### THE REQUEST
Leaving out all images, write out the records that follow exactly.

>> Start INFORMATION SUPPLIED

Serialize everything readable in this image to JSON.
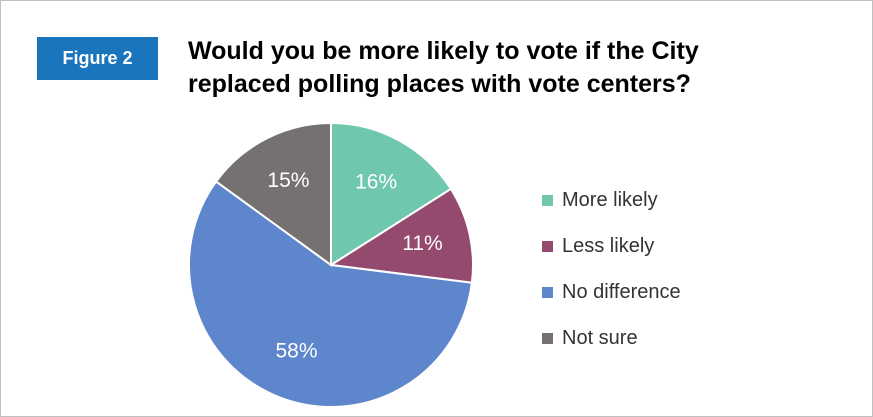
{
  "figure_label": "Figure 2",
  "colors": {
    "badge": "#1b75bc",
    "more_likely": "#6fc8ad",
    "less_likely": "#934a6e",
    "no_difference": "#5e86cc",
    "not_sure": "#767171"
  },
  "chart_data": {
    "type": "pie",
    "title": "Would you be more likely to vote if the City replaced polling places with vote centers?",
    "start_angle_deg": 0,
    "direction": "clockwise",
    "legend_position": "right",
    "slices": [
      {
        "label": "More likely",
        "value": 16,
        "display": "16%",
        "color": "#6fc8ad"
      },
      {
        "label": "Less likely",
        "value": 11,
        "display": "11%",
        "color": "#934a6e"
      },
      {
        "label": "No difference",
        "value": 58,
        "display": "58%",
        "color": "#5e86cc"
      },
      {
        "label": "Not sure",
        "value": 15,
        "display": "15%",
        "color": "#767171"
      }
    ]
  }
}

>> End INFORMATION SUPPLIED

### SOLUTION BELOW
Serialize everything readable in this image to JSON.
{
  "figure_label": "Figure 2",
  "colors": {
    "badge": "#1b75bc",
    "more_likely": "#6fc8ad",
    "less_likely": "#934a6e",
    "no_difference": "#5e86cc",
    "not_sure": "#767171"
  },
  "chart_data": {
    "type": "pie",
    "title": "Would you be more likely to vote if the City replaced polling places with vote centers?",
    "start_angle_deg": 0,
    "direction": "clockwise",
    "legend_position": "right",
    "slices": [
      {
        "label": "More likely",
        "value": 16,
        "display": "16%",
        "color": "#6fc8ad"
      },
      {
        "label": "Less likely",
        "value": 11,
        "display": "11%",
        "color": "#934a6e"
      },
      {
        "label": "No difference",
        "value": 58,
        "display": "58%",
        "color": "#5e86cc"
      },
      {
        "label": "Not sure",
        "value": 15,
        "display": "15%",
        "color": "#767171"
      }
    ]
  }
}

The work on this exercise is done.